__Your goal__: Identify all lines in the listing that include the word "content", and copy them out.

START

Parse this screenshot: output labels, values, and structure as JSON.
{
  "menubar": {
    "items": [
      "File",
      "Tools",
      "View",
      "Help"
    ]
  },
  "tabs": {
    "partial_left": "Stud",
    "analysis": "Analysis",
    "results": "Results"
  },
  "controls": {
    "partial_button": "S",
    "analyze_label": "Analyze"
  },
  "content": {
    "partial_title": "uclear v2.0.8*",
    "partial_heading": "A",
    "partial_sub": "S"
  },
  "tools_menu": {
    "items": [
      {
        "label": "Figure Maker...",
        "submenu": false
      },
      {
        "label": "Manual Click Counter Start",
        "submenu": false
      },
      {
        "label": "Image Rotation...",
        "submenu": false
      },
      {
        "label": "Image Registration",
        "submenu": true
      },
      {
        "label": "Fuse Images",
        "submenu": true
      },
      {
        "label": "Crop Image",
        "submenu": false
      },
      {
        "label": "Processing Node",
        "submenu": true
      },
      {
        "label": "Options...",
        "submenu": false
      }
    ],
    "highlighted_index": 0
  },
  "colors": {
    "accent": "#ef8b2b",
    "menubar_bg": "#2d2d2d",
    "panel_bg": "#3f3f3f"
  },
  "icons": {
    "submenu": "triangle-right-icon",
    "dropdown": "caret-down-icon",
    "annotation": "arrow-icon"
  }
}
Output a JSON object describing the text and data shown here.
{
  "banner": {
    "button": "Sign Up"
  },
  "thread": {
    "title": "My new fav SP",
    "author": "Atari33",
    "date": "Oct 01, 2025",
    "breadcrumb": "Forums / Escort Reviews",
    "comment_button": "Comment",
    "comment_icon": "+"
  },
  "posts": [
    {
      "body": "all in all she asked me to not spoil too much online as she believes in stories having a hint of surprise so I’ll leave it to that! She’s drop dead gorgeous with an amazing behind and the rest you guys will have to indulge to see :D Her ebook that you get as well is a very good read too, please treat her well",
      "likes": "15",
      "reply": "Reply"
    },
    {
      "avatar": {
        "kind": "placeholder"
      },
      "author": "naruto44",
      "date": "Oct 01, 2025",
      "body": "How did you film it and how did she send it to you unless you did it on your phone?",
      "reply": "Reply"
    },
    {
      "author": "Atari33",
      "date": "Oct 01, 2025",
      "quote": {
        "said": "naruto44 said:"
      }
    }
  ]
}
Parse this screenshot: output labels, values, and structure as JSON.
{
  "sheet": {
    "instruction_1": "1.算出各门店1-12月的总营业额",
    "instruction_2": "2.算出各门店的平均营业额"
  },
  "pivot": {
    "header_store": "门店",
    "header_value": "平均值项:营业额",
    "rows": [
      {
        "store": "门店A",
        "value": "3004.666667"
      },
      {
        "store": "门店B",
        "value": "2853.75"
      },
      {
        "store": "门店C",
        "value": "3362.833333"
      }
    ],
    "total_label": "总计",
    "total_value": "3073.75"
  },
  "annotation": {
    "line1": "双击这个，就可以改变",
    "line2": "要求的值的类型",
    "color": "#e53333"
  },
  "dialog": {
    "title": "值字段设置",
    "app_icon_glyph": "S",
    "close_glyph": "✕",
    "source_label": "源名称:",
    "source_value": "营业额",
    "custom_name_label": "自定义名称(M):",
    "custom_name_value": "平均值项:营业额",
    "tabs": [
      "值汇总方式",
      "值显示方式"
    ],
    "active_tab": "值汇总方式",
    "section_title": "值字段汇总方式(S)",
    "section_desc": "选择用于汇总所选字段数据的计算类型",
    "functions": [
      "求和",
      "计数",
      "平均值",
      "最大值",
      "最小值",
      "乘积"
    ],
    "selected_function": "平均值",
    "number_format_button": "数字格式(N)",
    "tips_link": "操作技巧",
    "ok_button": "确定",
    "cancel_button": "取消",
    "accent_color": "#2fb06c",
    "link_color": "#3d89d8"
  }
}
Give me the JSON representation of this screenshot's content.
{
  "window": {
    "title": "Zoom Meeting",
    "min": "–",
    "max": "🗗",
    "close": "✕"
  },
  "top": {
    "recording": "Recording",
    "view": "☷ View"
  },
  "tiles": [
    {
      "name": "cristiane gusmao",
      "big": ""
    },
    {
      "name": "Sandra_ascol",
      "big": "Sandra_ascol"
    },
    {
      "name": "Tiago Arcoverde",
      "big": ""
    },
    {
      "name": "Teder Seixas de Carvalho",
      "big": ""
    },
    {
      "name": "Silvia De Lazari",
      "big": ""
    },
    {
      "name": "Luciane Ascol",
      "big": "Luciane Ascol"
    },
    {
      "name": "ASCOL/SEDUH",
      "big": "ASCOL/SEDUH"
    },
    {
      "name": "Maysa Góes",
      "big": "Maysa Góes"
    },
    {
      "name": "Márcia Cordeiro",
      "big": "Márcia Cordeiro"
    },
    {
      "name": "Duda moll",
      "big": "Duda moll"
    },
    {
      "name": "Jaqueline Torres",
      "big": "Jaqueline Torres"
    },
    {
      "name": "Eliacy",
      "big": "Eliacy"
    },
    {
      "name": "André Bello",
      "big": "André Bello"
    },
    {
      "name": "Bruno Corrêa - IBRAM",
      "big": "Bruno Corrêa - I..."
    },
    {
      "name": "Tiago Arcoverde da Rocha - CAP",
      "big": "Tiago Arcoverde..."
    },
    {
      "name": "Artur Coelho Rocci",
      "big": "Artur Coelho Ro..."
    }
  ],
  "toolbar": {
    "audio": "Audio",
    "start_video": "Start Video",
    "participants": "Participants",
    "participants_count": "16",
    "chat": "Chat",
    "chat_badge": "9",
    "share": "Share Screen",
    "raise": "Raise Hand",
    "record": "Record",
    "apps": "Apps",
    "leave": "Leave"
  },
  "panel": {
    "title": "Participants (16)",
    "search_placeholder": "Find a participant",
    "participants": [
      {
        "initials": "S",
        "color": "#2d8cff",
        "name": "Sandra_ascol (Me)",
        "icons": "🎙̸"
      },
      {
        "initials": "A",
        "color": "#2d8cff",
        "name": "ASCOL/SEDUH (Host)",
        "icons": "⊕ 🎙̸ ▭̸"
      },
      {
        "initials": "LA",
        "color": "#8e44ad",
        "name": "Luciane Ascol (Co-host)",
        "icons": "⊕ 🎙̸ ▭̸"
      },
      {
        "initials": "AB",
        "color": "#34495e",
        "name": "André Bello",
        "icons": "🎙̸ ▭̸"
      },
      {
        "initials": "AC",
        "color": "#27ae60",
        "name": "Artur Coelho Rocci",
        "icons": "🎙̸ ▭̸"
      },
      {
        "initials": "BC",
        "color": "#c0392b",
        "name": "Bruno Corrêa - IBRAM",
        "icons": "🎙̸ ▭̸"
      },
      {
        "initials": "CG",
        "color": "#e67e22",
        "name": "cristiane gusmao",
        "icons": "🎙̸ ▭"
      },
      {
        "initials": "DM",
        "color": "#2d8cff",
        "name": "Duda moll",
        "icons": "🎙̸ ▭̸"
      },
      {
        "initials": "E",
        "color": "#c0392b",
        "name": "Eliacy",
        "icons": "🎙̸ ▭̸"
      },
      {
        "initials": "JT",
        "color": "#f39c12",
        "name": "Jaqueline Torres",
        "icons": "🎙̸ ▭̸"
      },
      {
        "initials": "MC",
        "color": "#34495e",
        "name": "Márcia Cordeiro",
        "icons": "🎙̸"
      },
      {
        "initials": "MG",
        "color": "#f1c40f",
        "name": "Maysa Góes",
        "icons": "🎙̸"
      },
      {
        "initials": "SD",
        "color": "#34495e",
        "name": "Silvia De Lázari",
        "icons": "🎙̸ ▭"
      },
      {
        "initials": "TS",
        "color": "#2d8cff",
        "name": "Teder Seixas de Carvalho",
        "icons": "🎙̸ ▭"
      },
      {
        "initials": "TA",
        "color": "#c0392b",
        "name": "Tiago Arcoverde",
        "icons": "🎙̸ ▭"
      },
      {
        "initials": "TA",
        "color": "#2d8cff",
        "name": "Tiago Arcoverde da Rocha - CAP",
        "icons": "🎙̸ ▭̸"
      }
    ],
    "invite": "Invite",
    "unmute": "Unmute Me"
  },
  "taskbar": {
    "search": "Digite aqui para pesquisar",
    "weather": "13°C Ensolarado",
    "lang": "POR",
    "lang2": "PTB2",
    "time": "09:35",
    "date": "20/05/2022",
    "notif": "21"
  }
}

END

__Result of this task__:
  "content": {
Give me the JSON representation of this screenshot's content.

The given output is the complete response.